Go through the material below and copy each line where the word "unknown" appears.

DATA SHOWN:
--- Begin ---
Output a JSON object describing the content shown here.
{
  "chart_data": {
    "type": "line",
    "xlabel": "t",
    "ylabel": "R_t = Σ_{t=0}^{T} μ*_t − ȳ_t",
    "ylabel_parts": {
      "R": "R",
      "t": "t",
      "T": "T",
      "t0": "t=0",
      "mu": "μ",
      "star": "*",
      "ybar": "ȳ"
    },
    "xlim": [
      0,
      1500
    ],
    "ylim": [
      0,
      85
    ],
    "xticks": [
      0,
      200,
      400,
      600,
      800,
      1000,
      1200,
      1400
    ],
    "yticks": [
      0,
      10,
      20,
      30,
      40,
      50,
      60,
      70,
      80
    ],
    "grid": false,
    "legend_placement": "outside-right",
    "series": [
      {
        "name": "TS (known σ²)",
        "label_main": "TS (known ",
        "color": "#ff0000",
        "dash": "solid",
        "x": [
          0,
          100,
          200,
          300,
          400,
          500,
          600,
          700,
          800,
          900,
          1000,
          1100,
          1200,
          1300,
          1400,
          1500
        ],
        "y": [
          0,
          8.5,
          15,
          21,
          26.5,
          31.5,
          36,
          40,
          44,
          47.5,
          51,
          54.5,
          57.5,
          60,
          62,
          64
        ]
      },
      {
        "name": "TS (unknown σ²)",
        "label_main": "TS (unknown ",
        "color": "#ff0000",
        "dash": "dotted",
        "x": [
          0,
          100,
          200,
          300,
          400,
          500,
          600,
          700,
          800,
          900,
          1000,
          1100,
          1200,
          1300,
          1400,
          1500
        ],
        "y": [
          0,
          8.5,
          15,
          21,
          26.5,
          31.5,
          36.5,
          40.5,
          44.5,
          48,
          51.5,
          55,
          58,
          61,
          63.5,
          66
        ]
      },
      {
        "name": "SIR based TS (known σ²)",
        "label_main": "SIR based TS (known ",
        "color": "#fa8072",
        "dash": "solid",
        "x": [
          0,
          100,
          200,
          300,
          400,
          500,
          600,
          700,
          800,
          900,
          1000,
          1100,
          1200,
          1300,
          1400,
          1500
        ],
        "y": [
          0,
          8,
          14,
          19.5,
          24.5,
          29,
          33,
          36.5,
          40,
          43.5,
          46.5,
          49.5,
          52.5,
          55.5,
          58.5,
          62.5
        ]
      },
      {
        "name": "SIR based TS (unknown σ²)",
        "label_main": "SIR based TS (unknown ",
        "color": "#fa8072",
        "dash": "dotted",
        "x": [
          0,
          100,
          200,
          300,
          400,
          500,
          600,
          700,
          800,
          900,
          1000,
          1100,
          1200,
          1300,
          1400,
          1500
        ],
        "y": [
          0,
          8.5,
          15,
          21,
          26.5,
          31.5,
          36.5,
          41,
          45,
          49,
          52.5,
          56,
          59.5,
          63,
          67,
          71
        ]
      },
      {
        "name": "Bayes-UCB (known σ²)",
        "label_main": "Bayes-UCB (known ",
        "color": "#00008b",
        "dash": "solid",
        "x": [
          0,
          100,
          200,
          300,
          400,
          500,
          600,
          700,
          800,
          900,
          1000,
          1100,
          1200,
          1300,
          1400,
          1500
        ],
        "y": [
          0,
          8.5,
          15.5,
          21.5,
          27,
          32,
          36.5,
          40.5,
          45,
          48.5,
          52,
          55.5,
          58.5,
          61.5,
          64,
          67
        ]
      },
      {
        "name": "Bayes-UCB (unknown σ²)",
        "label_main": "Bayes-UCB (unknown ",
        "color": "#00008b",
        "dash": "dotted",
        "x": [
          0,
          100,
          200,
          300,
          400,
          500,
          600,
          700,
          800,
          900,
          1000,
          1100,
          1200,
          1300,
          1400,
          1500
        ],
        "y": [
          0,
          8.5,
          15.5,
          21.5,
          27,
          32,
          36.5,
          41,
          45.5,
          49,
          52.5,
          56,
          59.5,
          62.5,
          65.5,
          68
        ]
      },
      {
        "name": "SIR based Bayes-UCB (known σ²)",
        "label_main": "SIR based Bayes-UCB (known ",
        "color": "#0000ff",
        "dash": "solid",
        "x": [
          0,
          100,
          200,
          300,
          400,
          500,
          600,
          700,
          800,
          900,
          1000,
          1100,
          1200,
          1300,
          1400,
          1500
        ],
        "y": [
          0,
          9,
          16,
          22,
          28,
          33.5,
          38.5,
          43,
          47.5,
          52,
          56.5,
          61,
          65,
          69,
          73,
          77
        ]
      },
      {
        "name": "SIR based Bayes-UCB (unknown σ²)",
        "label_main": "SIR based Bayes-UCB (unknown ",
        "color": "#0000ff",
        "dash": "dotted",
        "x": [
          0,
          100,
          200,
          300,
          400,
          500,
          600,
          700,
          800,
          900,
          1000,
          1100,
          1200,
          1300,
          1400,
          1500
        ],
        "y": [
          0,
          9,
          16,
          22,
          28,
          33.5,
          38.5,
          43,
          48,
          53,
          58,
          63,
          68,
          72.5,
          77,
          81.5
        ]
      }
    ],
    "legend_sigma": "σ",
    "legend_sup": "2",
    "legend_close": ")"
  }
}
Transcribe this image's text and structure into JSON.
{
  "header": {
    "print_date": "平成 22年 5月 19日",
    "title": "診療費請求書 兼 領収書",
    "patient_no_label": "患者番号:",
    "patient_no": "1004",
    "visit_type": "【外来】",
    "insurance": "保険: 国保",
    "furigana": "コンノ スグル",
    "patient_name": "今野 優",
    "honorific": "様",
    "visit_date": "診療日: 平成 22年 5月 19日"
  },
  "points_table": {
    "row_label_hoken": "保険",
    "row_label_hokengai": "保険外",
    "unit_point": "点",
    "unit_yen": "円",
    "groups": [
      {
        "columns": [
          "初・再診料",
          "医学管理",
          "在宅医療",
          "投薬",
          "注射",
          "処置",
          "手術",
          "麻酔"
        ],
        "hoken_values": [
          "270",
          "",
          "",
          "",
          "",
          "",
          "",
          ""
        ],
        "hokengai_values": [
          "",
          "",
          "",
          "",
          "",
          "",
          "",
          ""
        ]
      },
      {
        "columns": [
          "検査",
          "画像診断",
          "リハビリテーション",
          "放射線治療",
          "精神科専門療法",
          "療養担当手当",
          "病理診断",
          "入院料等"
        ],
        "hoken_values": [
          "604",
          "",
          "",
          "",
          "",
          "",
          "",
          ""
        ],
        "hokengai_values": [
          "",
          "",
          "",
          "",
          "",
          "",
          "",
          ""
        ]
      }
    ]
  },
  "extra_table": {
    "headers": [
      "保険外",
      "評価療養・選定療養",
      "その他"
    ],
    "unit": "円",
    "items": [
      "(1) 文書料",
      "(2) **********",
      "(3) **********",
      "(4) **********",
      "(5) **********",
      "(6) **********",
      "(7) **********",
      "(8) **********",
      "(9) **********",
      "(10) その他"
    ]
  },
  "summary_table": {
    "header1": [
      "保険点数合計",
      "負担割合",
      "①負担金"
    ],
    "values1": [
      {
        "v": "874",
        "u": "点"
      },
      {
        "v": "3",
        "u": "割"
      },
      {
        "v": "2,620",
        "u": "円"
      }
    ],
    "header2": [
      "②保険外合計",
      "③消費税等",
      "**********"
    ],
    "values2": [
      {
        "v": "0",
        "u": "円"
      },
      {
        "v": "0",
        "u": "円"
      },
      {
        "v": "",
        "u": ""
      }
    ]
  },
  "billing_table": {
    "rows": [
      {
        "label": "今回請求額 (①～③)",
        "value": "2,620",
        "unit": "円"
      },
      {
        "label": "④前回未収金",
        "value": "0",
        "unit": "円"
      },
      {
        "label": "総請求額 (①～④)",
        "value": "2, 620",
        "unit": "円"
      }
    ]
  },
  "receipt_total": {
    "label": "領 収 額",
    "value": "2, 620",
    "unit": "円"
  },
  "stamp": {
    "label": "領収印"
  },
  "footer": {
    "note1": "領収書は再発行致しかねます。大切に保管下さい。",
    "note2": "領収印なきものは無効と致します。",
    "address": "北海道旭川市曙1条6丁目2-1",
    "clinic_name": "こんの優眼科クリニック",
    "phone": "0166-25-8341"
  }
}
--- End ---
RESPONSE:
        "name": "TS (unknown σ²)",
        "label_main": "TS (unknown ",
        "name": "SIR based TS (unknown σ²)",
        "label_main": "SIR based TS (unknown ",
        "name": "Bayes-UCB (unknown σ²)",
        "label_main": "Bayes-UCB (unknown ",
        "name": "SIR based Bayes-UCB (unknown σ²)",
        "label_main": "SIR based Bayes-UCB (unknown ",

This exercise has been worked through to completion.